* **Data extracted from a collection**
§ §

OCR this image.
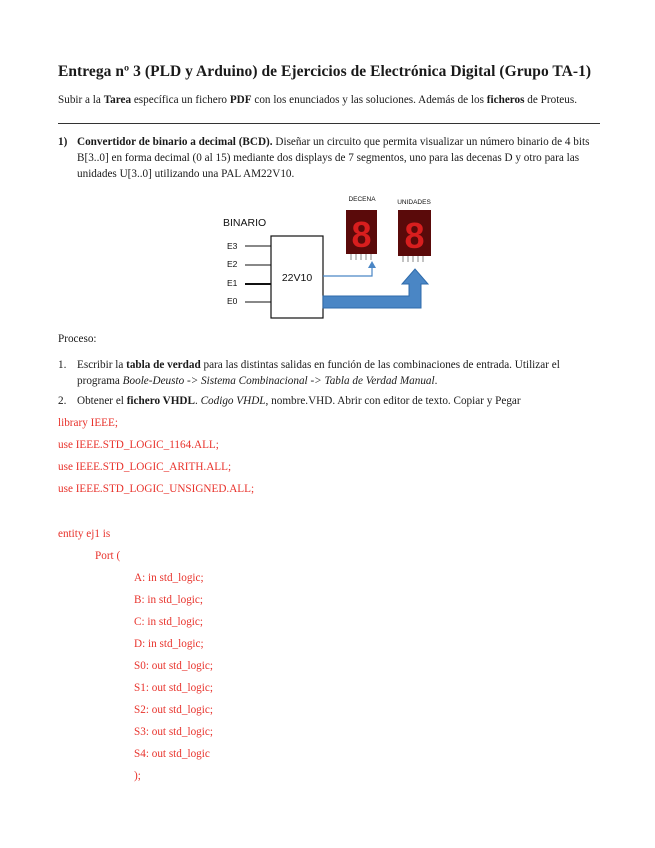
Entrega nº 3 (PLD y Arduino) de Ejercicios de Electrónica Digital (Grupo TA-1)
Subir a la Tarea específica un fichero PDF con los enunciados y las soluciones. Además de los ficheros de Proteus.
1) Convertidor de binario a decimal (BCD). Diseñar un circuito que permita visualizar un número binario de 4 bits B[3..0] en forma decimal (0 al 15) mediante dos displays de 7 segmentos, uno para las decenas D y otro para las unidades U[3..0] utilizando una PAL AM22V10.
BINARIO
E3
E2
E1
E0
22V10
DECENA	UNIDADES
8 8
Proceso:
1. Escribir la tabla de verdad para las distintas salidas en función de las combinaciones de entrada. Utilizar el programa Boole-Deusto -> Sistema Combinacional -> Tabla de Verdad Manual.
2. Obtener el fichero VHDL. Codigo VHDL, nombre.VHD. Abrir con editor de texto. Copiar y Pegar
library IEEE;
use IEEE.STD_LOGIC_1164.ALL;
use IEEE.STD_LOGIC_ARITH.ALL;
use IEEE.STD_LOGIC_UNSIGNED.ALL;
entity ej1 is
Port (
A: in std_logic;
B: in std_logic;
C: in std_logic;
D: in std_logic;
S0: out std_logic;
S1: out std_logic;
S2: out std_logic;
S3: out std_logic;
S4: out std_logic
);
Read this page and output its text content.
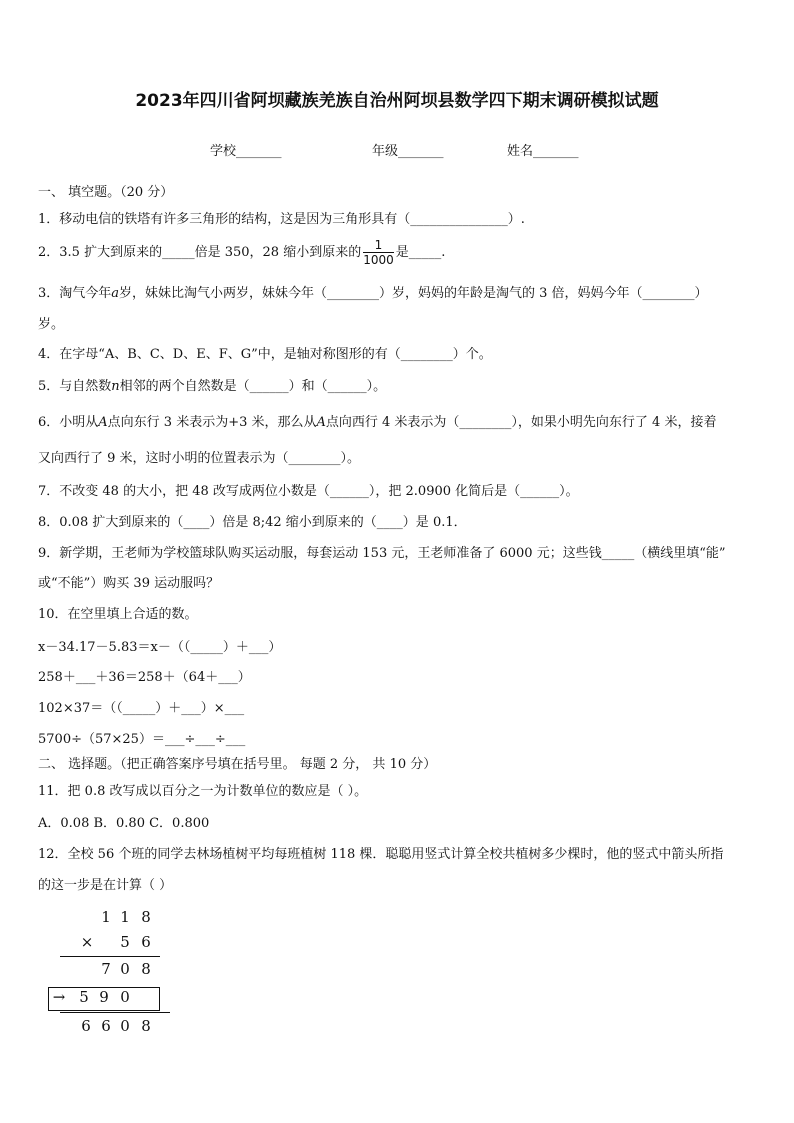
2023年四川省阿坝藏族羌族自治州阿坝县数学四下期末调研模拟试题
学校_______	年级_______	姓名_______
一、 填空题。（20 分）
1．移动电信的铁塔有许多三角形的结构，这是因为三角形具有（_______________）.
2．3.5 扩大到原来的_____倍是 350，28 缩小到原来的 $\frac{1}{1000}$ 是_____.
3．淘气今年𝑎岁，妹妹比淘气小两岁，妹妹今年（________）岁，妈妈的年龄是淘气的 3 倍，妈妈今年（________）
岁。
4．在字母“A、B、C、D、E、F、G”中，是轴对称图形的有（________）个。
5．与自然数𝑛相邻的两个自然数是（______）和（______）。
6．小明从𝐴点向东行 3 米表示为+3 米，那么从𝐴点向西行 4 米表示为（________），如果小明先向东行了 4 米，接着
又向西行了 9 米，这时小明的位置表示为（________）。
7．不改变 48 的大小，把 48 改写成两位小数是（______），把 2.0900 化简后是（______）。
8．0.08 扩大到原来的（____）倍是 8;42 缩小到原来的（____）是 0.1．
9．新学期，王老师为学校篮球队购买运动服，每套运动 153 元，王老师准备了 6000 元；这些钱_____（横线里填“能”
或“不能”）购买 39 运动服吗？
10．在空里填上合适的数。
x－34.17－5.83＝x－（（_____）＋___）
258＋___＋36＝258＋（64＋___）
102×37＝（（_____）＋___）×___
5700÷（57×25）＝___÷___÷___
二、 选择题。（把正确答案序号填在括号里。 每题 2 分， 共 10 分）
11．把 0.8 改写成以百分之一为计数单位的数应是（ ）。
A．0.08 B．0.80 C．0.800
12．全校 56 个班的同学去林场植树平均每班植树 118 棵．聪聪用竖式计算全校共植树多少棵时，他的竖式中箭头所指
的这一步是在计算（ ）
1 1 8
× 5 6
7 0 8
→ 5 9 0
6 6 0 8
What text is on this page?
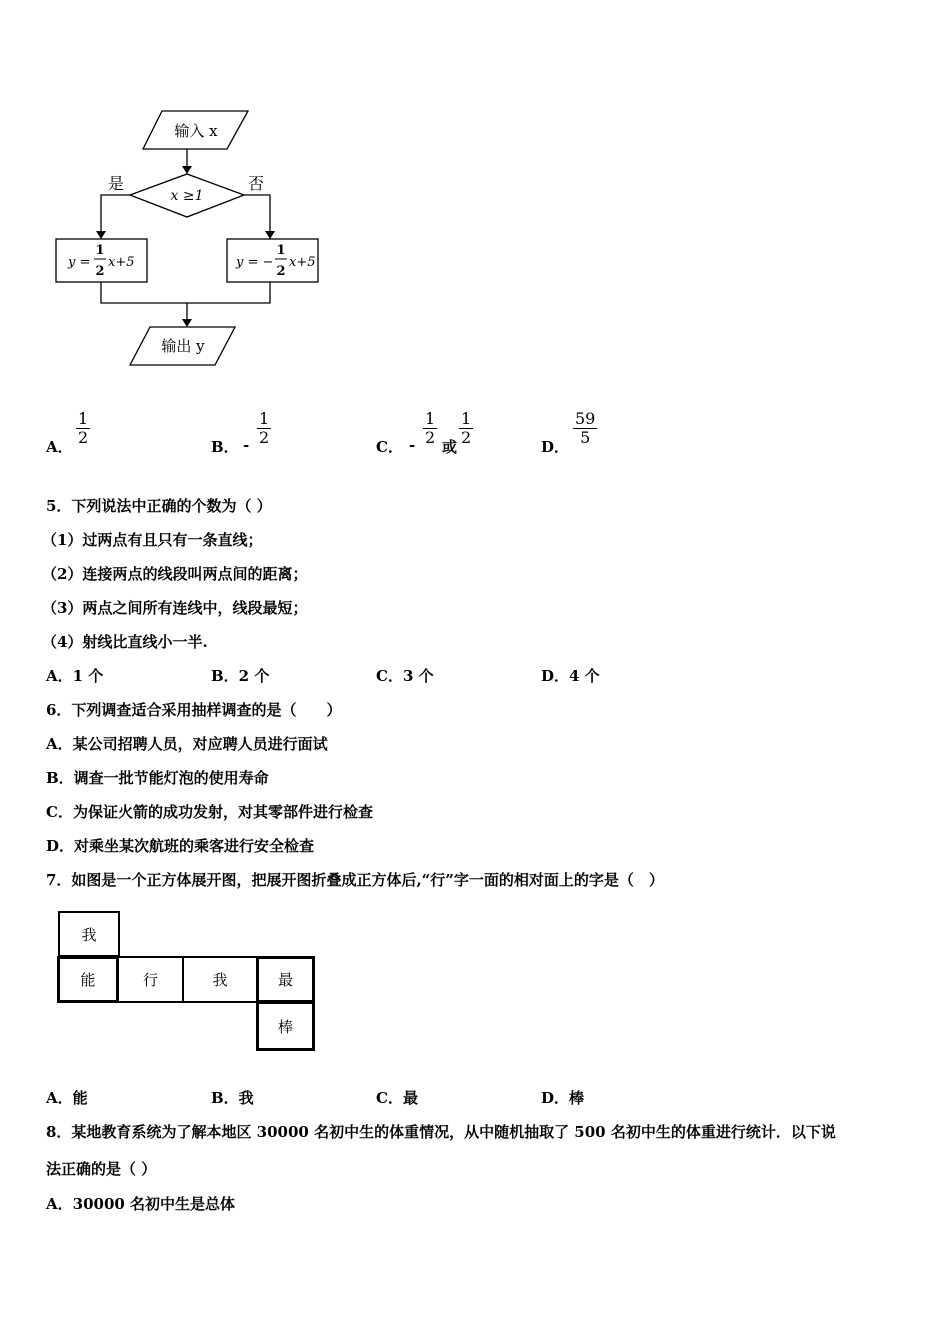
输入 x
x ≥1
是	否
y =
1
2
x+5	y = −
1
2
x+5
输出 y
A．
1
2	B． -
1
2	C． -
1
2 或
1
2	D．
59
5
5．下列说法中正确的个数为（ ）
（1）过两点有且只有一条直线；
（2）连接两点的线段叫两点间的距离；
（3）两点之间所有连线中，线段最短；
（4）射线比直线小一半.
A．1 个	B．2 个	C．3 个	D．4 个
6．下列调查适合采用抽样调查的是（　　）
A．某公司招聘人员，对应聘人员进行面试
B．调查一批节能灯泡的使用寿命
C．为保证火箭的成功发射，对其零部件进行检查
D．对乘坐某次航班的乘客进行安全检查
7．如图是一个正方体展开图，把展开图折叠成正方体后,“行”字一面的相对面上的字是（　）
我
能	行	我	最
棒
A．能	B．我	C．最	D．棒
8．某地教育系统为了解本地区 30000 名初中生的体重情况，从中随机抽取了 500 名初中生的体重进行统计．以下说
法正确的是（ ）
A．30000 名初中生是总体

§ §

* **PROMPT**
Every line of text is to be repeated exactly; pictures are left out.

* **RESULT FOR THIS EXERCISE**
OCR this image.
Entrega nº 3 (PLD y Arduino) de Ejercicios de Electrónica Digital (Grupo TA-1)
Subir a la Tarea específica un fichero PDF con los enunciados y las soluciones. Además de los ficheros de Proteus.
1) Convertidor de binario a decimal (BCD). Diseñar un circuito que permita visualizar un número binario de 4 bits B[3..0] en forma decimal (0 al 15) mediante dos displays de 7 segmentos, uno para las decenas D y otro para las unidades U[3..0] utilizando una PAL AM22V10.
BINARIO
E3
E2
E1
E0
22V10
DECENA	UNIDADES
8 8
Proceso:
1. Escribir la tabla de verdad para las distintas salidas en función de las combinaciones de entrada. Utilizar el programa Boole-Deusto -> Sistema Combinacional -> Tabla de Verdad Manual.
2. Obtener el fichero VHDL. Codigo VHDL, nombre.VHD. Abrir con editor de texto. Copiar y Pegar
library IEEE;
use IEEE.STD_LOGIC_1164.ALL;
use IEEE.STD_LOGIC_ARITH.ALL;
use IEEE.STD_LOGIC_UNSIGNED.ALL;
entity ej1 is
Port (
A: in std_logic;
B: in std_logic;
C: in std_logic;
D: in std_logic;
S0: out std_logic;
S1: out std_logic;
S2: out std_logic;
S3: out std_logic;
S4: out std_logic
);
Read this page and output its text content.
2023年四川省阿坝藏族羌族自治州阿坝县数学四下期末调研模拟试题
学校_______	年级_______	姓名_______
一、 填空题。（20 分）
1．移动电信的铁塔有许多三角形的结构，这是因为三角形具有（_______________）.
2．3.5 扩大到原来的_____倍是 350，28 缩小到原来的 $\frac{1}{1000}$ 是_____.
3．淘气今年𝑎岁，妹妹比淘气小两岁，妹妹今年（________）岁，妈妈的年龄是淘气的 3 倍，妈妈今年（________）
岁。
4．在字母“A、B、C、D、E、F、G”中，是轴对称图形的有（________）个。
5．与自然数𝑛相邻的两个自然数是（______）和（______）。
6．小明从𝐴点向东行 3 米表示为+3 米，那么从𝐴点向西行 4 米表示为（________），如果小明先向东行了 4 米，接着
又向西行了 9 米，这时小明的位置表示为（________）。
7．不改变 48 的大小，把 48 改写成两位小数是（______），把 2.0900 化简后是（______）。
8．0.08 扩大到原来的（____）倍是 8;42 缩小到原来的（____）是 0.1．
9．新学期，王老师为学校篮球队购买运动服，每套运动 153 元，王老师准备了 6000 元；这些钱_____（横线里填“能”
或“不能”）购买 39 运动服吗？
10．在空里填上合适的数。
x－34.17－5.83＝x－（（_____）＋___）
258＋___＋36＝258＋（64＋___）
102×37＝（（_____）＋___）×___
5700÷（57×25）＝___÷___÷___
二、 选择题。（把正确答案序号填在括号里。 每题 2 分， 共 10 分）
11．把 0.8 改写成以百分之一为计数单位的数应是（ ）。
A．0.08 B．0.80 C．0.800
12．全校 56 个班的同学去林场植树平均每班植树 118 棵．聪聪用竖式计算全校共植树多少棵时，他的竖式中箭头所指
的这一步是在计算（ ）
1 1 8
× 5 6
7 0 8
→ 5 9 0
6 6 0 8
What text is on this page?
输入 x
x ≥1
是	否
y =
1
2
x+5	y = −
1
2
x+5
输出 y
A．
1
2	B． -
1
2	C． -
1
2 或
1
2	D．
59
5
5．下列说法中正确的个数为（ ）
（1）过两点有且只有一条直线；
（2）连接两点的线段叫两点间的距离；
（3）两点之间所有连线中，线段最短；
（4）射线比直线小一半.
A．1 个	B．2 个	C．3 个	D．4 个
6．下列调查适合采用抽样调查的是（　　）
A．某公司招聘人员，对应聘人员进行面试
B．调查一批节能灯泡的使用寿命
C．为保证火箭的成功发射，对其零部件进行检查
D．对乘坐某次航班的乘客进行安全检查
7．如图是一个正方体展开图，把展开图折叠成正方体后,“行”字一面的相对面上的字是（　）
我
能	行	我	最
棒
A．能	B．我	C．最	D．棒
8．某地教育系统为了解本地区 30000 名初中生的体重情况，从中随机抽取了 500 名初中生的体重进行统计．以下说
法正确的是（ ）
A．30000 名初中生是总体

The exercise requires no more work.